Direction:
Say only how many lines contain the word "tens".

Given data:
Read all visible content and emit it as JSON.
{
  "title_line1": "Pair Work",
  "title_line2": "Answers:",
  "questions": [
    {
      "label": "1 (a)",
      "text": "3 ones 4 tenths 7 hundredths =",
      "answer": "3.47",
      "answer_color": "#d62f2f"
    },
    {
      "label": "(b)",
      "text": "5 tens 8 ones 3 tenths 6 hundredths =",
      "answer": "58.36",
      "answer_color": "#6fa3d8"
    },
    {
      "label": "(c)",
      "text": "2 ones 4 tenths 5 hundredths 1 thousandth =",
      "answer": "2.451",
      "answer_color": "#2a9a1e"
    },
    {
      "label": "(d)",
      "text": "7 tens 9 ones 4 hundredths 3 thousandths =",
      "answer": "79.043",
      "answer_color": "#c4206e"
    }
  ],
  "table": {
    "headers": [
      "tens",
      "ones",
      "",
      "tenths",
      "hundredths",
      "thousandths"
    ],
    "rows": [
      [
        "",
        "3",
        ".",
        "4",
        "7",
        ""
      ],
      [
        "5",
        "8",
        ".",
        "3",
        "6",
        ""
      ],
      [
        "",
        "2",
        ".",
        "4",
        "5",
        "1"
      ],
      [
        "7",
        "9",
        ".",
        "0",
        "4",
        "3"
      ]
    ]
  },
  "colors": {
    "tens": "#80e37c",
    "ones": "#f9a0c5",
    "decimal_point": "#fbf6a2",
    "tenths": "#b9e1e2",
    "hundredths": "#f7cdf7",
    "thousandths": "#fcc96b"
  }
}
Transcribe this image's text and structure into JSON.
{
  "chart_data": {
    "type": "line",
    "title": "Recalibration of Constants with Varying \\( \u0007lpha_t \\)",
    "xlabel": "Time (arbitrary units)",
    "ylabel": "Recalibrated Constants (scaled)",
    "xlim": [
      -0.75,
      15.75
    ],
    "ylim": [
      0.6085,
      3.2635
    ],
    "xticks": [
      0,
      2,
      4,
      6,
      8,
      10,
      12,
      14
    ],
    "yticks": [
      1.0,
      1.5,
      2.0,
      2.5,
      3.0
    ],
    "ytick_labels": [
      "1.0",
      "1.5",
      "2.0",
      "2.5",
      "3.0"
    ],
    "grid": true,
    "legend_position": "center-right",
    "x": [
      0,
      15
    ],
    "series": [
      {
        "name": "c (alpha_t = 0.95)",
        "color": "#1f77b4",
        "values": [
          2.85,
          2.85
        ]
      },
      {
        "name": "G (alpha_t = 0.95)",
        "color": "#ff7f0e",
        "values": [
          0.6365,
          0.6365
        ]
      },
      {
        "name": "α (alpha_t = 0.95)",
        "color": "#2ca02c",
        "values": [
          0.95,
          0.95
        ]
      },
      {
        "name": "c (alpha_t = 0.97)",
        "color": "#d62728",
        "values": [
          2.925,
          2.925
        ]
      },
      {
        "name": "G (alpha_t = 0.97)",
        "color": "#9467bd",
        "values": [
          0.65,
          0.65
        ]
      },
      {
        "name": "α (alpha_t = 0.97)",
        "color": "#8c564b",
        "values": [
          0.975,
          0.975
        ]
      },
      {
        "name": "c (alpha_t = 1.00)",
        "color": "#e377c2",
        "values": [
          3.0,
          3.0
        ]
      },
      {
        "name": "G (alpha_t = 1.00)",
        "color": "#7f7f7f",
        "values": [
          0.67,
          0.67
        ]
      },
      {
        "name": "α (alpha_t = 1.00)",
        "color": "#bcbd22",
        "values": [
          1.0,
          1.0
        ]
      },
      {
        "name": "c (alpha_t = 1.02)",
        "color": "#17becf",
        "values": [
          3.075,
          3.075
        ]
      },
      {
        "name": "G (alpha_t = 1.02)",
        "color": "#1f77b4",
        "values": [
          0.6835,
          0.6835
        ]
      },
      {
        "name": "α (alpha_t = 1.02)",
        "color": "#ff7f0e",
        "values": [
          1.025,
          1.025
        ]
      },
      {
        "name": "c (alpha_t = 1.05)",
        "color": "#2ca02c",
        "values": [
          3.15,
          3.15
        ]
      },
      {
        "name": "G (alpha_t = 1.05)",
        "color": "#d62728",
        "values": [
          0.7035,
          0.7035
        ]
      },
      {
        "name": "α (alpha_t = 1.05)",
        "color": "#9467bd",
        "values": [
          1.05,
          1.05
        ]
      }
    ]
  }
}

Answer to the exercise:
4